> [WORK REQUIRED] Leaving the pictures aside, transcribe every line below exactly.

> [DATA PROVIDED]
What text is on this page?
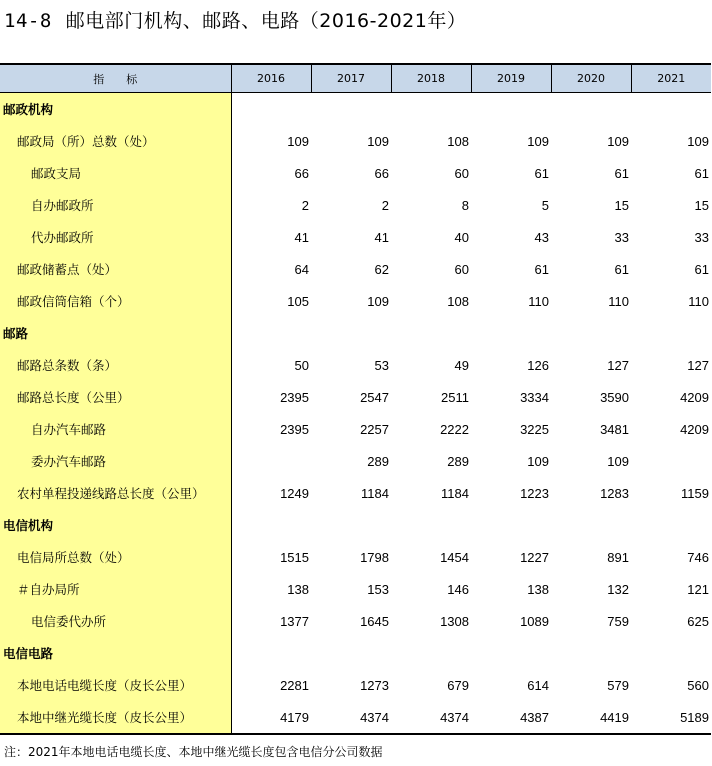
14-8 邮电部门机构、邮路、电路（2016-2021年）
指标	2016	2017	2018	2019	2020	2021
邮政机构						
邮政局（所）总数（处）	109	109	108	109	109	109
邮政支局	66	66	60	61	61	61
自办邮政所	2	2	8	5	15	15
代办邮政所	41	41	40	43	33	33
邮政储蓄点（处）	64	62	60	61	61	61
邮政信筒信箱（个）	105	109	108	110	110	110
邮路						
邮路总条数（条）	50	53	49	126	127	127
邮路总长度（公里）	2395	2547	2511	3334	3590	4209
自办汽车邮路	2395	2257	2222	3225	3481	4209
委办汽车邮路		289	289	109	109	
农村单程投递线路总长度（公里）	1249	1184	1184	1223	1283	1159
电信机构						
电信局所总数（处）	1515	1798	1454	1227	891	746
＃自办局所	138	153	146	138	132	121
电信委代办所	1377	1645	1308	1089	759	625
电信电路						
本地电话电缆长度（皮长公里）	2281	1273	679	614	579	560
本地中继光缆长度（皮长公里）	4179	4374	4374	4387	4419	5189
注：2021年本地电话电缆长度、本地中继光缆长度包含电信分公司数据
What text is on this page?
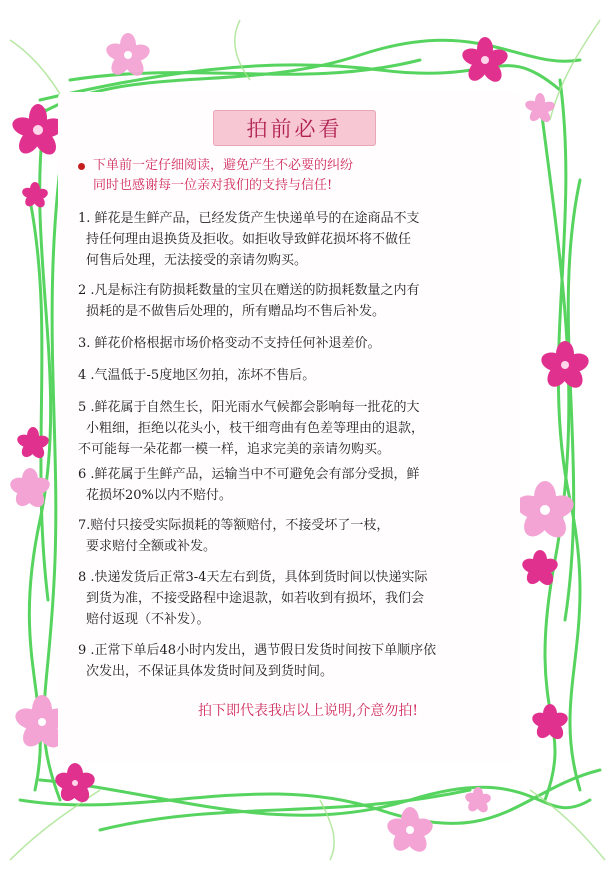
拍前必看
下单前一定仔细阅读，避免产生不必要的纠纷
同时也感谢每一位亲对我们的支持与信任!
1. 鲜花是生鲜产品，已经发货产生快递单号的在途商品不支
持任何理由退换货及拒收。如拒收导致鲜花损坏将不做任
何售后处理，无法接受的亲请勿购买。
2 .凡是标注有防损耗数量的宝贝在赠送的防损耗数量之内有
损耗的是不做售后处理的，所有赠品均不售后补发。
3. 鲜花价格根据市场价格变动不支持任何补退差价。
4 .气温低于-5度地区勿拍，冻坏不售后。
5 .鲜花属于自然生长，阳光雨水气候都会影响每一批花的大
小粗细，拒绝以花头小，枝干细弯曲有色差等理由的退款，
不可能每一朵花都一模一样，追求完美的亲请勿购买。
6 .鲜花属于生鲜产品，运输当中不可避免会有部分受损，鲜
花损坏20%以内不赔付。
7.赔付只接受实际损耗的等额赔付，不接受坏了一枝，
要求赔付全额或补发。
8 .快递发货后正常3-4天左右到货，具体到货时间以快递实际
到货为准，不接受路程中途退款，如若收到有损坏，我们会
赔付返现（不补发）。
9 .正常下单后48小时内发出，遇节假日发货时间按下单顺序依
次发出，不保证具体发货时间及到货时间。
拍下即代表我店以上说明,介意勿拍!
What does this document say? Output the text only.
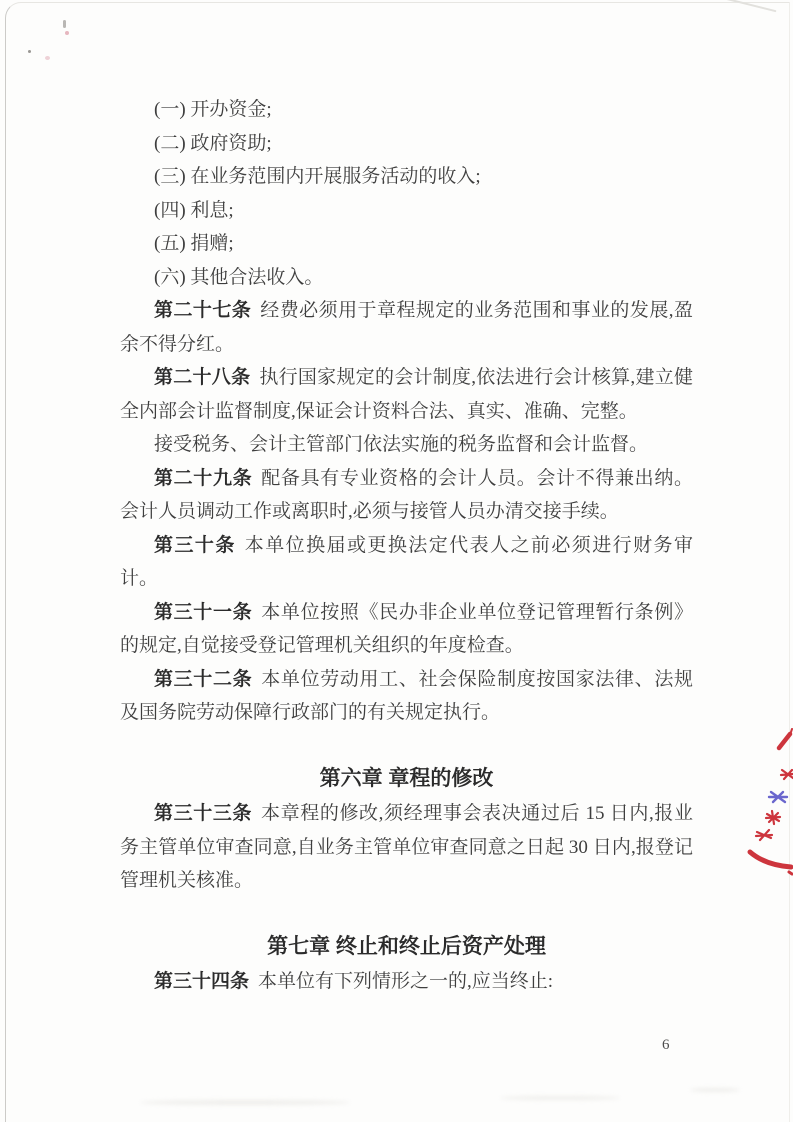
(一) 开办资金;

(二) 政府资助;

(三) 在业务范围内开展服务活动的收入;

(四) 利息;

(五) 捐赠;

(六) 其他合法收入。

第二十七条 经费必须用于章程规定的业务范围和事业的发展,盈余不得分红。

第二十八条 执行国家规定的会计制度,依法进行会计核算,建立健全内部会计监督制度,保证会计资料合法、真实、准确、完整。

接受税务、会计主管部门依法实施的税务监督和会计监督。

第二十九条 配备具有专业资格的会计人员。会计不得兼出纳。会计人员调动工作或离职时,必须与接管人员办清交接手续。

第三十条 本单位换届或更换法定代表人之前必须进行财务审计。

第三十一条 本单位按照《民办非企业单位登记管理暂行条例》的规定,自觉接受登记管理机关组织的年度检查。

第三十二条 本单位劳动用工、社会保险制度按国家法律、法规及国务院劳动保障行政部门的有关规定执行。

第六章 章程的修改

第三十三条 本章程的修改,须经理事会表决通过后 15 日内,报业务主管单位审查同意,自业务主管单位审查同意之日起 30 日内,报登记管理机关核准。

第七章 终止和终止后资产处理

第三十四条 本单位有下列情形之一的,应当终止:

6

> [RESULT OF THIS TASK]
What text is on this page?
14-8 邮电部门机构、邮路、电路（2016-2021年）
指标	2016	2017	2018	2019	2020	2021
邮政机构						
邮政局（所）总数（处）	109	109	108	109	109	109
邮政支局	66	66	60	61	61	61
自办邮政所	2	2	8	5	15	15
代办邮政所	41	41	40	43	33	33
邮政储蓄点（处）	64	62	60	61	61	61
邮政信筒信箱（个）	105	109	108	110	110	110
邮路						
邮路总条数（条）	50	53	49	126	127	127
邮路总长度（公里）	2395	2547	2511	3334	3590	4209
自办汽车邮路	2395	2257	2222	3225	3481	4209
委办汽车邮路		289	289	109	109	
农村单程投递线路总长度（公里）	1249	1184	1184	1223	1283	1159
电信机构						
电信局所总数（处）	1515	1798	1454	1227	891	746
＃自办局所	138	153	146	138	132	121
电信委代办所	1377	1645	1308	1089	759	625
电信电路						
本地电话电缆长度（皮长公里）	2281	1273	679	614	579	560
本地中继光缆长度（皮长公里）	4179	4374	4374	4387	4419	5189
注：2021年本地电话电缆长度、本地中继光缆长度包含电信分公司数据
What text is on this page?
拍前必看
下单前一定仔细阅读，避免产生不必要的纠纷
同时也感谢每一位亲对我们的支持与信任!
1. 鲜花是生鲜产品，已经发货产生快递单号的在途商品不支
持任何理由退换货及拒收。如拒收导致鲜花损坏将不做任
何售后处理，无法接受的亲请勿购买。
2 .凡是标注有防损耗数量的宝贝在赠送的防损耗数量之内有
损耗的是不做售后处理的，所有赠品均不售后补发。
3. 鲜花价格根据市场价格变动不支持任何补退差价。
4 .气温低于-5度地区勿拍，冻坏不售后。
5 .鲜花属于自然生长，阳光雨水气候都会影响每一批花的大
小粗细，拒绝以花头小，枝干细弯曲有色差等理由的退款，
不可能每一朵花都一模一样，追求完美的亲请勿购买。
6 .鲜花属于生鲜产品，运输当中不可避免会有部分受损，鲜
花损坏20%以内不赔付。
7.赔付只接受实际损耗的等额赔付，不接受坏了一枝，
要求赔付全额或补发。
8 .快递发货后正常3-4天左右到货，具体到货时间以快递实际
到货为准，不接受路程中途退款，如若收到有损坏，我们会
赔付返现（不补发）。
9 .正常下单后48小时内发出，遇节假日发货时间按下单顺序依
次发出，不保证具体发货时间及到货时间。
拍下即代表我店以上说明,介意勿拍!
What does this document say? Output the text only.
(一) 开办资金;

(二) 政府资助;

(三) 在业务范围内开展服务活动的收入;

(四) 利息;

(五) 捐赠;

(六) 其他合法收入。

第二十七条 经费必须用于章程规定的业务范围和事业的发展,盈余不得分红。

第二十八条 执行国家规定的会计制度,依法进行会计核算,建立健全内部会计监督制度,保证会计资料合法、真实、准确、完整。

接受税务、会计主管部门依法实施的税务监督和会计监督。

第二十九条 配备具有专业资格的会计人员。会计不得兼出纳。会计人员调动工作或离职时,必须与接管人员办清交接手续。

第三十条 本单位换届或更换法定代表人之前必须进行财务审计。

第三十一条 本单位按照《民办非企业单位登记管理暂行条例》的规定,自觉接受登记管理机关组织的年度检查。

第三十二条 本单位劳动用工、社会保险制度按国家法律、法规及国务院劳动保障行政部门的有关规定执行。

第六章 章程的修改

第三十三条 本章程的修改,须经理事会表决通过后 15 日内,报业务主管单位审查同意,自业务主管单位审查同意之日起 30 日内,报登记管理机关核准。

第七章 终止和终止后资产处理

第三十四条 本单位有下列情形之一的,应当终止:

6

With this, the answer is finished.